TO DO: From the entries below, gather each line containing the word "text".

DATASET RECORDS:
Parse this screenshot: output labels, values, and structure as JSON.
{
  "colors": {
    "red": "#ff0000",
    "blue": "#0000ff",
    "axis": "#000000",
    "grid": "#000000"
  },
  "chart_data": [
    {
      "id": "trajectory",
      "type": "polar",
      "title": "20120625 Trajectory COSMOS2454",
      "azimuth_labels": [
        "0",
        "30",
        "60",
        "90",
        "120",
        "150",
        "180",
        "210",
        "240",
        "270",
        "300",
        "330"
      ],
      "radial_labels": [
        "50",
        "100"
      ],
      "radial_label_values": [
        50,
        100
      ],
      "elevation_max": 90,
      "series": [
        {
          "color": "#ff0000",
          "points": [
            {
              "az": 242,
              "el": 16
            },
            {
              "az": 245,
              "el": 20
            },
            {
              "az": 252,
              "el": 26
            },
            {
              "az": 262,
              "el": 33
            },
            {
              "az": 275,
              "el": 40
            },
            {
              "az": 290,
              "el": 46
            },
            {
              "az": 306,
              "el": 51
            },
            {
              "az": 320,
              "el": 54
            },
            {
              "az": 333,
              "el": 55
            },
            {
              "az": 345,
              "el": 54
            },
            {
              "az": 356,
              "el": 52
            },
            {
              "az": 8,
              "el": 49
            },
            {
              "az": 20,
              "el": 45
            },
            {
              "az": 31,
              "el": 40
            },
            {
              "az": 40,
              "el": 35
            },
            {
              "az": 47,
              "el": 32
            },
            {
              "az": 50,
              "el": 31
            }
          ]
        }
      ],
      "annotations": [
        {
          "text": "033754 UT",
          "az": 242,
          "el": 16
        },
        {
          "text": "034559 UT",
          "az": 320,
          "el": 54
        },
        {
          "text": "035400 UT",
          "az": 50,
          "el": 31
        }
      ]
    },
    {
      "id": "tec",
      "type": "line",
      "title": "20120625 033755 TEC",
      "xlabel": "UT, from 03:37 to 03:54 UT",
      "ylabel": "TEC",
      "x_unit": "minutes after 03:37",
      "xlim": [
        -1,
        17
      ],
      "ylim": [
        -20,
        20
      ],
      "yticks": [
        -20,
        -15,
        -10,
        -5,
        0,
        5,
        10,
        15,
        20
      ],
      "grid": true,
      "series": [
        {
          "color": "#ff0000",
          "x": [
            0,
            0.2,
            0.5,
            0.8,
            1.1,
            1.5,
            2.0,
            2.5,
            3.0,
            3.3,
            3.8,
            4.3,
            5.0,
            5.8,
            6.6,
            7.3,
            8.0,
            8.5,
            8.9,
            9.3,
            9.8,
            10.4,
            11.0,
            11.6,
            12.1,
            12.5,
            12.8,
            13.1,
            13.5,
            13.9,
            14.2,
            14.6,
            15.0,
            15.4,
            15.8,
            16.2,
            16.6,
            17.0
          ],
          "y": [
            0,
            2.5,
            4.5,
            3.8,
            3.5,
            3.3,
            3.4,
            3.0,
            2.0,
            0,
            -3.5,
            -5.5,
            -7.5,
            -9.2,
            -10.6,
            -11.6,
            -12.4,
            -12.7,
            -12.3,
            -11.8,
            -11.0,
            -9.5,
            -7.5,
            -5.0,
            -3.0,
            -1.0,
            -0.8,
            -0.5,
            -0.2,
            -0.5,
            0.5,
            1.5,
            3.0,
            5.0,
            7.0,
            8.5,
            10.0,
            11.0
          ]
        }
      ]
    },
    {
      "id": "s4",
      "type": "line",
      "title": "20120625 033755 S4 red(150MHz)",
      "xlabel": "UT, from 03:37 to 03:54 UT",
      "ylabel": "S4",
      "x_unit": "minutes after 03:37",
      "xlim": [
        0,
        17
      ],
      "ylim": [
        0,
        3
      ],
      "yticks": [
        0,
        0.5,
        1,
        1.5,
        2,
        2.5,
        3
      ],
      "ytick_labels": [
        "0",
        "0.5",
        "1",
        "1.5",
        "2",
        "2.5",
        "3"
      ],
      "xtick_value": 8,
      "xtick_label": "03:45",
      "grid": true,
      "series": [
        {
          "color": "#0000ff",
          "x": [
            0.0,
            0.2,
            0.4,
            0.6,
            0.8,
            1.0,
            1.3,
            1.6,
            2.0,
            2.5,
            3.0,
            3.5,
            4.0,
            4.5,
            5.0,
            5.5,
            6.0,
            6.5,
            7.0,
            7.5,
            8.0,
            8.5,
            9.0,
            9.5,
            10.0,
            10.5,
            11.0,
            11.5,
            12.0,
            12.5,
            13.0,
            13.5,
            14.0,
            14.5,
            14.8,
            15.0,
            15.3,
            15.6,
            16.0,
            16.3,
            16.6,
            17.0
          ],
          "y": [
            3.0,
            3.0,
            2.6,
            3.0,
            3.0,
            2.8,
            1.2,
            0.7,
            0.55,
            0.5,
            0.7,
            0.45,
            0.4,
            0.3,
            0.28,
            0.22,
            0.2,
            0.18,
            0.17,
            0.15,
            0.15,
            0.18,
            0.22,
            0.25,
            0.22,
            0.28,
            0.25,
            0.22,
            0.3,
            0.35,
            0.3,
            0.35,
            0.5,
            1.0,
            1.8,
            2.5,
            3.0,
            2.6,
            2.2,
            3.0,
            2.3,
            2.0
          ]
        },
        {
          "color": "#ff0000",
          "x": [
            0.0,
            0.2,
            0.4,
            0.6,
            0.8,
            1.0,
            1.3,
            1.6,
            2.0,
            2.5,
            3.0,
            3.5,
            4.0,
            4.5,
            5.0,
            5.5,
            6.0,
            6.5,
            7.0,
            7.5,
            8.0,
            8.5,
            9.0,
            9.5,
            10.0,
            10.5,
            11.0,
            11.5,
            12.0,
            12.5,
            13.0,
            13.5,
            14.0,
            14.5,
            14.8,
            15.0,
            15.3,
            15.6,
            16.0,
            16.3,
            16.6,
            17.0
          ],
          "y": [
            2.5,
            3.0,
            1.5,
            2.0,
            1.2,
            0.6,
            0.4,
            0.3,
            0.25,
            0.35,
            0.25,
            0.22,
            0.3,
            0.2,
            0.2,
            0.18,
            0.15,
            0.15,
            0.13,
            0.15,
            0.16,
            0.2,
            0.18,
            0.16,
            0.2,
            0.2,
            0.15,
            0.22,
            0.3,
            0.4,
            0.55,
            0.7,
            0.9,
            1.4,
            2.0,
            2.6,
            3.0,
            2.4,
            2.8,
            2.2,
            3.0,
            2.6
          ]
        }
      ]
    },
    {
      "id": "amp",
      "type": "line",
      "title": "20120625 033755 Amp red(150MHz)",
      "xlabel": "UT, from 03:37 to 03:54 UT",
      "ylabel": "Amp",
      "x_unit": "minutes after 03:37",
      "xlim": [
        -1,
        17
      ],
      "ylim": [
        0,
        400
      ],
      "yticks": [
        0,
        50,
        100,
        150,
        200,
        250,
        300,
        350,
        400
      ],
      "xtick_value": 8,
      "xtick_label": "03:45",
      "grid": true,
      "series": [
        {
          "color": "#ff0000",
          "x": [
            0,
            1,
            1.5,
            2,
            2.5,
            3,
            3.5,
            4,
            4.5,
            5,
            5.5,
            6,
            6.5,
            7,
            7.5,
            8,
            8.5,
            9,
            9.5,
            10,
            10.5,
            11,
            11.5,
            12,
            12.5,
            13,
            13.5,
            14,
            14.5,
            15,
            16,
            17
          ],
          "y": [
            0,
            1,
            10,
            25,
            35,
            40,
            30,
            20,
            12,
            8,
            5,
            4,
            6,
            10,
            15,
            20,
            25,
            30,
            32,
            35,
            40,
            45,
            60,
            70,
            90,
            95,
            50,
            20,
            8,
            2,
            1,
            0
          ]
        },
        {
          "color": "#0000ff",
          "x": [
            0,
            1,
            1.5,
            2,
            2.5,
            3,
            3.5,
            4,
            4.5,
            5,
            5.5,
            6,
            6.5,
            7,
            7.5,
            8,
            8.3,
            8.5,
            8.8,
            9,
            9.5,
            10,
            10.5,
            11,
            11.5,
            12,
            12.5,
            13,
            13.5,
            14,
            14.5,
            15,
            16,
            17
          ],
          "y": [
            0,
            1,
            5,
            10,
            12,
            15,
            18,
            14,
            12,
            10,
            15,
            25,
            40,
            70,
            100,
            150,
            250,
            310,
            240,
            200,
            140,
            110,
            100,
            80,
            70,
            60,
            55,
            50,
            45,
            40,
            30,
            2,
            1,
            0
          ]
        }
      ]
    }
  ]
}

FINISHED TASK:
          "text": "033754 UT",
          "text": "034559 UT",
          "text": "035400 UT",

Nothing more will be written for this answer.